▸ GIVEN DATA

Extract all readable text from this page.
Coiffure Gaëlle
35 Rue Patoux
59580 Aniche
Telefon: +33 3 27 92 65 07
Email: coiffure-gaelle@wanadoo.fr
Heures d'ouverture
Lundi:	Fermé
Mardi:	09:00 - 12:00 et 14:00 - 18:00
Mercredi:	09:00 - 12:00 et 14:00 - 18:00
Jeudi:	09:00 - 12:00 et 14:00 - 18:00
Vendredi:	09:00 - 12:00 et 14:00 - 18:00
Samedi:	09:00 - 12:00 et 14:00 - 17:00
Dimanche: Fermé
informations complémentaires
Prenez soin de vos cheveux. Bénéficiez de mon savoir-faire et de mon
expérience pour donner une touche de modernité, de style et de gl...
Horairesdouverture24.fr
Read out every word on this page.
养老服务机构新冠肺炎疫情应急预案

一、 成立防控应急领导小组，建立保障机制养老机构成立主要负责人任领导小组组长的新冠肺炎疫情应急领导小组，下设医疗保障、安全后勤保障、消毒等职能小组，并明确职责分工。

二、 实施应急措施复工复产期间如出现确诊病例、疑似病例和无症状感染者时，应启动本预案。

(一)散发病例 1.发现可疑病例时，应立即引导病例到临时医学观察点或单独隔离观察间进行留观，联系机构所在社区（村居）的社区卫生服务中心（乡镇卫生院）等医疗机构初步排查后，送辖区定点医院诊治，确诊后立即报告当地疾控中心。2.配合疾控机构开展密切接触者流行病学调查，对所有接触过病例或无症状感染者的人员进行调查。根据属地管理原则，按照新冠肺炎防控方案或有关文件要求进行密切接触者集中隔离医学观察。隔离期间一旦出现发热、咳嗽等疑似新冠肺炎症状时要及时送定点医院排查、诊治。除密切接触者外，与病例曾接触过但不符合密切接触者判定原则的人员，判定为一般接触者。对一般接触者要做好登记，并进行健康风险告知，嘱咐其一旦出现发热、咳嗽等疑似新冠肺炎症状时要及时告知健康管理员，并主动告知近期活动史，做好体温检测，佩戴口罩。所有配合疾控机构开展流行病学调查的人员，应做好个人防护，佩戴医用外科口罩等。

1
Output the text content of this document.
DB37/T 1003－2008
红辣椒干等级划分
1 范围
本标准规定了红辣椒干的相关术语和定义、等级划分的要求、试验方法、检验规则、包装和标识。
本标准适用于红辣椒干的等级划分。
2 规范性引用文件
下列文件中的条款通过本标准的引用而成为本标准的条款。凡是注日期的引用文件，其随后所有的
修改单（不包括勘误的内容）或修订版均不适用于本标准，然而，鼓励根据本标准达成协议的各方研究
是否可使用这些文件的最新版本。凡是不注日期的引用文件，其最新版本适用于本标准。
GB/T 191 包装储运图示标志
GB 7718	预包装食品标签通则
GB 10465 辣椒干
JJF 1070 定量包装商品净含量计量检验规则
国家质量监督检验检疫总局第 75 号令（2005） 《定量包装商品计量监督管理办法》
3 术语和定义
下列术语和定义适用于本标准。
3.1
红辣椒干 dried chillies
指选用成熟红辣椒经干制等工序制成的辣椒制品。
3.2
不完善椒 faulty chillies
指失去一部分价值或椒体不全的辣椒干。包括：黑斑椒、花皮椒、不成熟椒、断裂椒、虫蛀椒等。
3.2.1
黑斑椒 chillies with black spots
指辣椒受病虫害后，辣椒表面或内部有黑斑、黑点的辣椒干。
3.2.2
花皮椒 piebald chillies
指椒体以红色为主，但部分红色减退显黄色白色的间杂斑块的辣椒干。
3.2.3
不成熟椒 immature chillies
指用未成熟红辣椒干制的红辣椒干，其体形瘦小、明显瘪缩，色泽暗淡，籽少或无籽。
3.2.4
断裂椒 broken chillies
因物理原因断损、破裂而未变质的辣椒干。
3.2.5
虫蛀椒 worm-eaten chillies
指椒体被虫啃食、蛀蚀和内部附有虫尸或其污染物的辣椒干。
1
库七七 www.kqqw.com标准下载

▸ TASK INSTRUCTIONS
Produce an exact copy of the whole listing.

▸ PROBLEM SOLUTION
Extract all readable text from this page.
Coiffure Gaëlle
35 Rue Patoux
59580 Aniche
Telefon: +33 3 27 92 65 07
Email: coiffure-gaelle@wanadoo.fr
Heures d'ouverture
Lundi:	Fermé
Mardi:	09:00 - 12:00 et 14:00 - 18:00
Mercredi:	09:00 - 12:00 et 14:00 - 18:00
Jeudi:	09:00 - 12:00 et 14:00 - 18:00
Vendredi:	09:00 - 12:00 et 14:00 - 18:00
Samedi:	09:00 - 12:00 et 14:00 - 17:00
Dimanche: Fermé
informations complémentaires
Prenez soin de vos cheveux. Bénéficiez de mon savoir-faire et de mon
expérience pour donner une touche de modernité, de style et de gl...
Horairesdouverture24.fr
Read out every word on this page.
养老服务机构新冠肺炎疫情应急预案

一、 成立防控应急领导小组，建立保障机制养老机构成立主要负责人任领导小组组长的新冠肺炎疫情应急领导小组，下设医疗保障、安全后勤保障、消毒等职能小组，并明确职责分工。

二、 实施应急措施复工复产期间如出现确诊病例、疑似病例和无症状感染者时，应启动本预案。

(一)散发病例 1.发现可疑病例时，应立即引导病例到临时医学观察点或单独隔离观察间进行留观，联系机构所在社区（村居）的社区卫生服务中心（乡镇卫生院）等医疗机构初步排查后，送辖区定点医院诊治，确诊后立即报告当地疾控中心。2.配合疾控机构开展密切接触者流行病学调查，对所有接触过病例或无症状感染者的人员进行调查。根据属地管理原则，按照新冠肺炎防控方案或有关文件要求进行密切接触者集中隔离医学观察。隔离期间一旦出现发热、咳嗽等疑似新冠肺炎症状时要及时送定点医院排查、诊治。除密切接触者外，与病例曾接触过但不符合密切接触者判定原则的人员，判定为一般接触者。对一般接触者要做好登记，并进行健康风险告知，嘱咐其一旦出现发热、咳嗽等疑似新冠肺炎症状时要及时告知健康管理员，并主动告知近期活动史，做好体温检测，佩戴口罩。所有配合疾控机构开展流行病学调查的人员，应做好个人防护，佩戴医用外科口罩等。

1
Output the text content of this document.
DB37/T 1003－2008
红辣椒干等级划分
1 范围
本标准规定了红辣椒干的相关术语和定义、等级划分的要求、试验方法、检验规则、包装和标识。
本标准适用于红辣椒干的等级划分。
2 规范性引用文件
下列文件中的条款通过本标准的引用而成为本标准的条款。凡是注日期的引用文件，其随后所有的
修改单（不包括勘误的内容）或修订版均不适用于本标准，然而，鼓励根据本标准达成协议的各方研究
是否可使用这些文件的最新版本。凡是不注日期的引用文件，其最新版本适用于本标准。
GB/T 191 包装储运图示标志
GB 7718	预包装食品标签通则
GB 10465 辣椒干
JJF 1070 定量包装商品净含量计量检验规则
国家质量监督检验检疫总局第 75 号令（2005） 《定量包装商品计量监督管理办法》
3 术语和定义
下列术语和定义适用于本标准。
3.1
红辣椒干 dried chillies
指选用成熟红辣椒经干制等工序制成的辣椒制品。
3.2
不完善椒 faulty chillies
指失去一部分价值或椒体不全的辣椒干。包括：黑斑椒、花皮椒、不成熟椒、断裂椒、虫蛀椒等。
3.2.1
黑斑椒 chillies with black spots
指辣椒受病虫害后，辣椒表面或内部有黑斑、黑点的辣椒干。
3.2.2
花皮椒 piebald chillies
指椒体以红色为主，但部分红色减退显黄色白色的间杂斑块的辣椒干。
3.2.3
不成熟椒 immature chillies
指用未成熟红辣椒干制的红辣椒干，其体形瘦小、明显瘪缩，色泽暗淡，籽少或无籽。
3.2.4
断裂椒 broken chillies
因物理原因断损、破裂而未变质的辣椒干。
3.2.5
虫蛀椒 worm-eaten chillies
指椒体被虫啃食、蛀蚀和内部附有虫尸或其污染物的辣椒干。
1
库七七 www.kqqw.com标准下载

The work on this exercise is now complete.